Brief: Exactly how many lines have the word "type"? Answer with the bare number.

[Dataset items]
════

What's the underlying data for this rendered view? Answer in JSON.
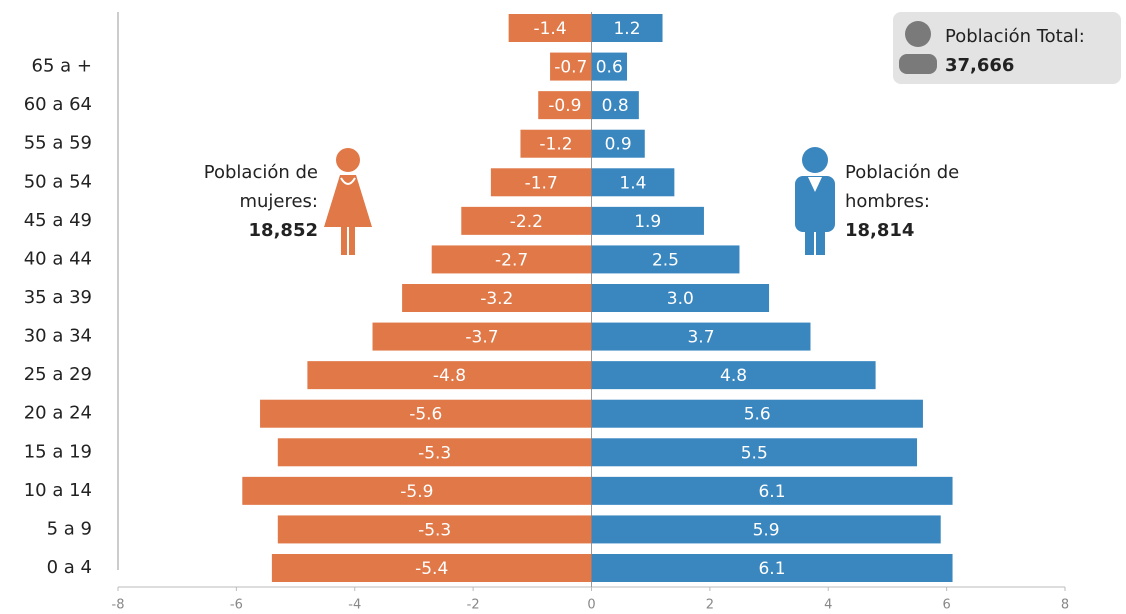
{
  "chart_data": {
    "type": "bar",
    "orientation": "horizontal",
    "categories": [
      "0 a 4",
      "5 a 9",
      "10 a 14",
      "15 a 19",
      "20 a 24",
      "25 a 29",
      "30 a 34",
      "35 a 39",
      "40 a 44",
      "45 a 49",
      "50 a 54",
      "55 a 59",
      "60 a 64",
      "65 a +",
      null
    ],
    "series": [
      {
        "color": "#e07848",
        "values": [
          -5.4,
          -5.3,
          -5.9,
          -5.3,
          -5.6,
          -4.8,
          -3.7,
          -3.2,
          -2.7,
          -2.2,
          -1.7,
          -1.2,
          -0.9,
          -0.7,
          -1.4
        ],
        "value_labels": [
          "-5.4",
          "-5.3",
          "-5.9",
          "-5.3",
          "-5.6",
          "-4.8",
          "-3.7",
          "-3.2",
          "-2.7",
          "-2.2",
          "-1.7",
          "-1.2",
          "-0.9",
          "-0.7",
          "-1.4"
        ]
      },
      {
        "color": "#3a87c0",
        "values": [
          6.1,
          5.9,
          6.1,
          5.5,
          5.6,
          4.8,
          3.7,
          3.0,
          2.5,
          1.9,
          1.4,
          0.9,
          0.8,
          0.6,
          1.2
        ],
        "value_labels": [
          "6.1",
          "5.9",
          "6.1",
          "5.5",
          "5.6",
          "4.8",
          "3.7",
          "3.0",
          "2.5",
          "1.9",
          "1.4",
          "0.9",
          "0.8",
          "0.6",
          "1.2"
        ]
      }
    ],
    "xlim": [
      -8,
      8
    ],
    "xticks": [
      -8,
      -6,
      -4,
      -2,
      0,
      2,
      4,
      6,
      8
    ],
    "annotations": {
      "women": {
        "lines": [
          "Población de",
          "mujeres:"
        ],
        "total": "18,852"
      },
      "men": {
        "lines": [
          "Población de",
          "hombres:"
        ],
        "total": "18,814"
      },
      "overall": {
        "lines": [
          "Población Total:"
        ],
        "total": "37,666"
      }
    }
  }
}
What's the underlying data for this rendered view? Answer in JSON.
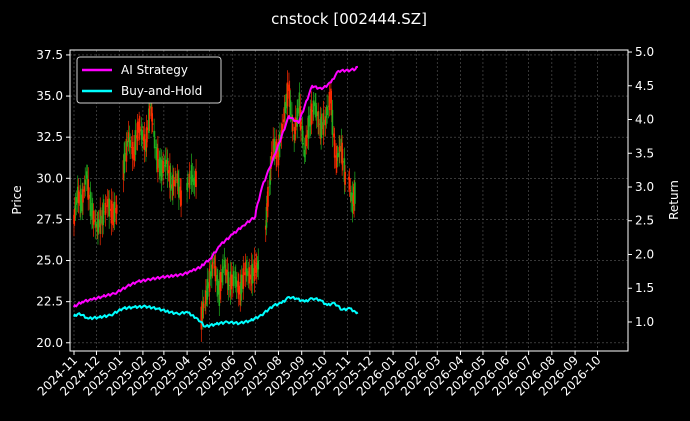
{
  "chart_data": {
    "type": "line",
    "title": "cnstock [002444.SZ]",
    "xlabel": "",
    "ylabel": "Price",
    "y2label": "Return",
    "x_ticks": [
      "2024-11",
      "2024-12",
      "2025-01",
      "2025-02",
      "2025-03",
      "2025-04",
      "2025-05",
      "2025-06",
      "2025-07",
      "2025-08",
      "2025-09",
      "2025-10",
      "2025-11",
      "2025-12",
      "2026-01",
      "2026-02",
      "2026-03",
      "2026-04",
      "2026-05",
      "2026-06",
      "2026-07",
      "2026-08",
      "2026-09",
      "2026-10"
    ],
    "xlim": [
      "2024-11-01",
      "2026-10-31"
    ],
    "ylim": [
      19.5,
      37.8
    ],
    "yticks": [
      "20.0",
      "22.5",
      "25.0",
      "27.5",
      "30.0",
      "32.5",
      "35.0",
      "37.5"
    ],
    "y2lim": [
      0.57,
      5.03
    ],
    "y2ticks": [
      "1.0",
      "1.5",
      "2.0",
      "2.5",
      "3.0",
      "3.5",
      "4.0",
      "4.5",
      "5.0"
    ],
    "grid": true,
    "legend_position": "top-left",
    "colors": {
      "ai": "#ff00ff",
      "bh": "#00ffff",
      "up": "#ff2a00",
      "down": "#1fb01f",
      "background": "#000000",
      "grid": "#5a5a5a"
    },
    "series": [
      {
        "name": "AI Strategy",
        "axis": "right",
        "x": [
          "2024-11-01",
          "2024-11-12",
          "2024-11-25",
          "2024-12-10",
          "2024-12-25",
          "2025-01-10",
          "2025-01-25",
          "2025-02-10",
          "2025-02-25",
          "2025-03-10",
          "2025-03-25",
          "2025-04-07",
          "2025-04-20",
          "2025-05-01",
          "2025-05-15",
          "2025-06-01",
          "2025-06-15",
          "2025-07-01",
          "2025-07-10",
          "2025-07-20",
          "2025-07-28",
          "2025-08-05",
          "2025-08-15",
          "2025-08-28",
          "2025-09-05",
          "2025-09-15",
          "2025-09-28",
          "2025-10-10",
          "2025-10-20",
          "2025-11-05",
          "2025-11-12",
          "2025-11-15"
        ],
        "y": [
          1.22,
          1.3,
          1.33,
          1.38,
          1.42,
          1.52,
          1.6,
          1.63,
          1.66,
          1.68,
          1.7,
          1.75,
          1.82,
          1.93,
          2.13,
          2.3,
          2.43,
          2.56,
          3.0,
          3.28,
          3.5,
          3.75,
          4.05,
          3.95,
          4.2,
          4.5,
          4.45,
          4.55,
          4.72,
          4.73,
          4.75,
          4.78
        ]
      },
      {
        "name": "Buy-and-Hold",
        "axis": "right",
        "x": [
          "2024-11-01",
          "2024-11-08",
          "2024-11-20",
          "2024-12-05",
          "2024-12-20",
          "2025-01-05",
          "2025-01-20",
          "2025-02-05",
          "2025-02-20",
          "2025-03-05",
          "2025-03-20",
          "2025-04-01",
          "2025-04-08",
          "2025-04-15",
          "2025-04-25",
          "2025-05-10",
          "2025-05-25",
          "2025-06-10",
          "2025-06-25",
          "2025-07-10",
          "2025-07-25",
          "2025-08-05",
          "2025-08-15",
          "2025-08-25",
          "2025-09-05",
          "2025-09-15",
          "2025-09-25",
          "2025-10-05",
          "2025-10-15",
          "2025-10-25",
          "2025-11-05",
          "2025-11-12",
          "2025-11-15"
        ],
        "y": [
          1.08,
          1.13,
          1.05,
          1.07,
          1.1,
          1.2,
          1.22,
          1.23,
          1.2,
          1.16,
          1.12,
          1.15,
          1.1,
          1.05,
          0.93,
          0.97,
          1.0,
          0.98,
          1.02,
          1.1,
          1.24,
          1.28,
          1.37,
          1.35,
          1.3,
          1.35,
          1.33,
          1.25,
          1.28,
          1.18,
          1.2,
          1.15,
          1.14
        ]
      }
    ],
    "price_segments": [
      {
        "x": [
          "2024-11-01",
          "2024-11-06",
          "2024-11-12",
          "2024-11-18",
          "2024-11-25",
          "2024-12-02",
          "2024-12-09",
          "2024-12-16",
          "2024-12-23",
          "2024-12-30"
        ],
        "y": [
          27.5,
          29.0,
          28.5,
          30.2,
          28.0,
          27.0,
          27.6,
          28.5,
          27.8,
          28.2
        ]
      },
      {
        "x": [
          "2025-01-06",
          "2025-01-13",
          "2025-01-20",
          "2025-01-27",
          "2025-02-05",
          "2025-02-12",
          "2025-02-19",
          "2025-02-26",
          "2025-03-05",
          "2025-03-12",
          "2025-03-19",
          "2025-03-26"
        ],
        "y": [
          30.5,
          32.5,
          31.5,
          33.2,
          32.0,
          34.5,
          31.5,
          30.5,
          31.0,
          29.5,
          30.0,
          28.5
        ]
      },
      {
        "x": [
          "2025-04-01",
          "2025-04-07",
          "2025-04-10",
          "2025-04-15"
        ],
        "y": [
          29.5,
          30.2,
          29.8,
          30.0
        ]
      },
      {
        "x": [
          "2025-04-20",
          "2025-04-25",
          "2025-04-30",
          "2025-05-07",
          "2025-05-14",
          "2025-05-21",
          "2025-05-28",
          "2025-06-04",
          "2025-06-11",
          "2025-06-18",
          "2025-06-25",
          "2025-07-02",
          "2025-07-07"
        ],
        "y": [
          21.5,
          22.5,
          23.5,
          25.0,
          23.0,
          24.8,
          23.5,
          24.0,
          23.0,
          24.5,
          24.0,
          24.5,
          24.8
        ]
      },
      {
        "x": [
          "2025-07-15",
          "2025-07-20",
          "2025-07-25",
          "2025-08-01",
          "2025-08-08",
          "2025-08-15",
          "2025-08-22",
          "2025-08-29",
          "2025-09-05",
          "2025-09-12",
          "2025-09-19",
          "2025-09-26",
          "2025-10-03",
          "2025-10-10",
          "2025-10-17",
          "2025-10-24",
          "2025-10-31"
        ],
        "y": [
          27.0,
          29.5,
          32.0,
          31.5,
          33.5,
          35.5,
          32.5,
          34.5,
          31.5,
          33.5,
          34.5,
          33.0,
          33.5,
          35.0,
          31.0,
          32.0,
          29.5
        ]
      },
      {
        "x": [
          "2025-11-03",
          "2025-11-08",
          "2025-11-13"
        ],
        "y": [
          30.0,
          28.5,
          29.3
        ]
      }
    ]
  }
}
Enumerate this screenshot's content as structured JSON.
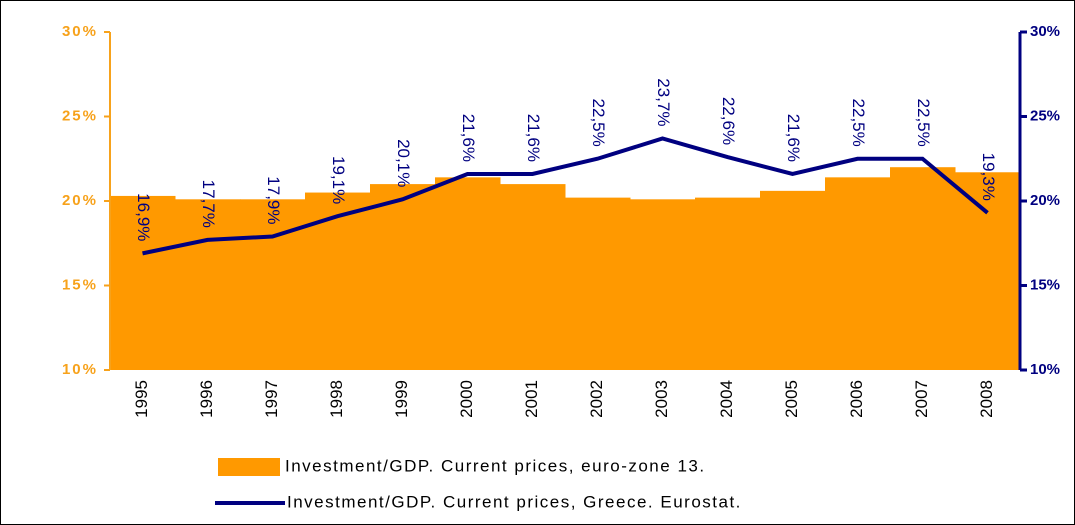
{
  "chart_data": {
    "type": "bar-line",
    "categories": [
      "1995",
      "1996",
      "1997",
      "1998",
      "1999",
      "2000",
      "2001",
      "2002",
      "2003",
      "2004",
      "2005",
      "2006",
      "2007",
      "2008"
    ],
    "series": [
      {
        "name": "Investment/GDP. Current prices, euro-zone 13.",
        "type": "bar",
        "color": "#ff9900",
        "values": [
          20.3,
          20.1,
          20.1,
          20.5,
          21.0,
          21.4,
          21.0,
          20.2,
          20.1,
          20.2,
          20.6,
          21.4,
          22.0,
          21.7
        ]
      },
      {
        "name": "Investment/GDP. Current prices, Greece. Eurostat.",
        "type": "line",
        "axis": "y2",
        "color": "#000080",
        "values": [
          16.9,
          17.7,
          17.9,
          19.1,
          20.1,
          21.6,
          21.6,
          22.5,
          23.7,
          22.6,
          21.6,
          22.5,
          22.5,
          19.3
        ],
        "value_labels": [
          "16,9%",
          "17,7%",
          "17,9%",
          "19,1%",
          "20,1%",
          "21,6%",
          "21,6%",
          "22,5%",
          "23,7%",
          "22,6%",
          "21,6%",
          "22,5%",
          "22,5%",
          "19,3%"
        ]
      }
    ],
    "ylim": [
      10,
      30
    ],
    "yticks": [
      {
        "value": 10,
        "label": "10%"
      },
      {
        "value": 15,
        "label": "15%"
      },
      {
        "value": 20,
        "label": "20%"
      },
      {
        "value": 25,
        "label": "25%"
      },
      {
        "value": 30,
        "label": "30%"
      }
    ],
    "y2lim": [
      10,
      30
    ],
    "y2ticks": [
      {
        "value": 10,
        "label": "10%"
      },
      {
        "value": 15,
        "label": "15%"
      },
      {
        "value": 20,
        "label": "20%"
      },
      {
        "value": 25,
        "label": "25%"
      },
      {
        "value": 30,
        "label": "30%"
      }
    ],
    "left_axis_color": "#f7a21b",
    "right_axis_color": "#000080"
  }
}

════

Full answer: 5